## Arbeitsauftrag:
Gib aus dem Text über Ruanda den Abschnitt wortgetreu wieder, der mit den Worten „Opfer sind nicht“ beginnt und mit „ihre mörderischen Attacken.“ schließt.

## Textauszug:

• • • •

Der gerächte Vatermord

Vor vier Jahren erlebte Ruanda einen grauenvollen Völkermord. Frieden gibt es dort immer noch nicht. Ohne eine Auseinandersetzung mit der jüngsten Vergangenheit und ihren Ursachen wird es ihn für Hutu und Tutsi auch nicht geben  ■ Von Peter Pieck

Als Ende 1996 fast zwei Millionen Ruander, die nach dem Völkermord von 1994 nach Zaire und nach Tansania geflohen waren, die Grenze in Richtung Heimat wieder überschritten, durchsuchten Soldaten stichprobenartig die Rückkehrer – und entdeckten Waffen. Die Handgranate unter dem Kopftuch einer jungen Frau war ein Symbol: Die Interahamwe-Milizen und Reste der alten ruandischen Armee setzen bis zum heutigen Tag den Völkermord, den sie als unvollendet betrachten, fort.

Opfer sind nicht nur Tutsi, sondern auch diejenigen Hutu, die mit den ruandischen staatlichen Institutionen zusammenarbeiten. Zwar ist der Regierung die Integration der Heimkehrer weitgehend gelungen. Aber von einer Rückkehr zur Normalität kann keine Rede sein, angesichts der zahllosen Terrorakte der Interahamwe und der Gegenschläge der Armee. Die Milizen benutzen dabei bis heute die kongolesischen Kivuprovinzen als Hinterland und Versorgungsbasis für ihre mörderischen Attacken.

Ruandas Regierung müht sich, den Wiederaufbau des Landes durch alle Ruander voranzutreiben und das Gespräch zwischen den beiden Gruppen zu fördern. Die Terrorakte der Interahamwe aber hemmen eine Politik des Ausgleichs. Außenpolitisch muß Ruanda – hier Israel ähnlich – seine grundlegenden Sicherheitsinteressen, das Überleben seiner Bevölkerung, wahren und im Ernstfall auch dort durchsetzen, wo die Regierung eines Nachbarstaates nicht in der Lage oder willens ist, Aggressionen zu unterbinden, die von seinem Territorium ausgehen. Innenpolitisch hat die ständige Bedrohung der Bevölkerung zur Folge, daß der Sicherheit der Vorrang gegenüber Presse- oder Versammlungsfreiheit gegeben wird.

Vor allem die UNO sieht diesen Zusammenhang anscheinend nicht: Sie drängt auf eine politische Öffnung der Regierung, die Zulassung oppositioneller Parteien, die Anwendung europäischer Rechtsstandards in einer Weise, als ob sie es mit einem beliebigen Land in Afrika zu tun hätte.

• • • •

## Vorliegende Datensätze:
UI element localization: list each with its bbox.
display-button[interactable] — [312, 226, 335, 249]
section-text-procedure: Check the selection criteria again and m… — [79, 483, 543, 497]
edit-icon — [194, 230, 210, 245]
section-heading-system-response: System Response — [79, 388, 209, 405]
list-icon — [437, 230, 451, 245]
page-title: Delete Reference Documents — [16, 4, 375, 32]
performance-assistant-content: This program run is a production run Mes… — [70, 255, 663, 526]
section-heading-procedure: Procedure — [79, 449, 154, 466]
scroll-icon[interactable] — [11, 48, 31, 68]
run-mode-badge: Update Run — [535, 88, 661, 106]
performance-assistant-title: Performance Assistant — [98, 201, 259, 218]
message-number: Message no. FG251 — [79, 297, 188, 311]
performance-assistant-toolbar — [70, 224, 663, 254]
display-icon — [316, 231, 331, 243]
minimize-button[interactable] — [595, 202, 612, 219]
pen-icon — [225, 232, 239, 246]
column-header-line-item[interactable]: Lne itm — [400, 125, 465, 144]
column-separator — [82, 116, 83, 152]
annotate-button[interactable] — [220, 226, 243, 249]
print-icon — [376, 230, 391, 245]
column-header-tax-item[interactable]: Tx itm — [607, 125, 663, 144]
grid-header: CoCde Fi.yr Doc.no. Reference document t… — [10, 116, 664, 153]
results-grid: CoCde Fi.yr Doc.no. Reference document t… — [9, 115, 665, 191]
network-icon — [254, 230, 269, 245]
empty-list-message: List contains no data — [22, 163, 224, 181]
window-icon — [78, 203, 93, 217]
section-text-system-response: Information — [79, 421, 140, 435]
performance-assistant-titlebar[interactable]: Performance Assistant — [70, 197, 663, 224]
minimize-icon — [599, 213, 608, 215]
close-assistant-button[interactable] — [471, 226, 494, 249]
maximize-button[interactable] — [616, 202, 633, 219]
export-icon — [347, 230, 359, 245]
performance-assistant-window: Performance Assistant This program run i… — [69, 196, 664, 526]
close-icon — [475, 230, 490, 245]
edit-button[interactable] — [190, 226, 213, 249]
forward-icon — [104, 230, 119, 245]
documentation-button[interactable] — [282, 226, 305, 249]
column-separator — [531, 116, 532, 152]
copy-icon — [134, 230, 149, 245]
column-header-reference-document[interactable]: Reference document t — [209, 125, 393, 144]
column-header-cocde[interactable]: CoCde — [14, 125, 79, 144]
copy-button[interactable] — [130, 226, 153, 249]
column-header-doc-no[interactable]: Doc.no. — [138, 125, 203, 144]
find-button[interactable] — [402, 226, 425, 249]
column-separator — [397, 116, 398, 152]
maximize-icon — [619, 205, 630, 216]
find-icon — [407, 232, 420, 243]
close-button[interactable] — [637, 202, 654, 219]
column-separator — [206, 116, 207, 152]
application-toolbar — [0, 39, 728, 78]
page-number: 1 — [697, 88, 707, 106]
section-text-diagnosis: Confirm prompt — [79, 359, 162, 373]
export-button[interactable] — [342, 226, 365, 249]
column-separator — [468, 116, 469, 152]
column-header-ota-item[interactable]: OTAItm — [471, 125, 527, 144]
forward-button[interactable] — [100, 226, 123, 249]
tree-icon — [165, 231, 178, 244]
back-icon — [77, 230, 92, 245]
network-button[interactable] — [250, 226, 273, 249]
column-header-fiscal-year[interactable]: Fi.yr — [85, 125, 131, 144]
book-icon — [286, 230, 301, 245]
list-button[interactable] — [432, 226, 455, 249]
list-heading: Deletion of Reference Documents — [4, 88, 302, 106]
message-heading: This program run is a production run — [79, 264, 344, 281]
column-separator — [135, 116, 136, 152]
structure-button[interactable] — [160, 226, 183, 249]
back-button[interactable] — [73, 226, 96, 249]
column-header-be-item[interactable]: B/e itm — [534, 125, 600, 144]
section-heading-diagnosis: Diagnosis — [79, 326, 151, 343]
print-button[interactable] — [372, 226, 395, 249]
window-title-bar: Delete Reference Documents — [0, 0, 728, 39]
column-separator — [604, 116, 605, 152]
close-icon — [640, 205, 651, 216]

• • • •

## Schriftliche Lösung:
Opfer sind nicht nur Tutsi, sondern auch diejenigen Hutu, die mit den ruandischen staatlichen Institutionen zusammenarbeiten. Zwar ist der Regierung die Integration der Heimkehrer weitgehend gelungen. Aber von einer Rückkehr zur Normalität kann keine Rede sein, angesichts der zahllosen Terrorakte der Interahamwe und der Gegenschläge der Armee. Die Milizen benutzen dabei bis heute die kongolesischen Kivuprovinzen als Hinterland und Versorgungsbasis für ihre mörderischen Attacken.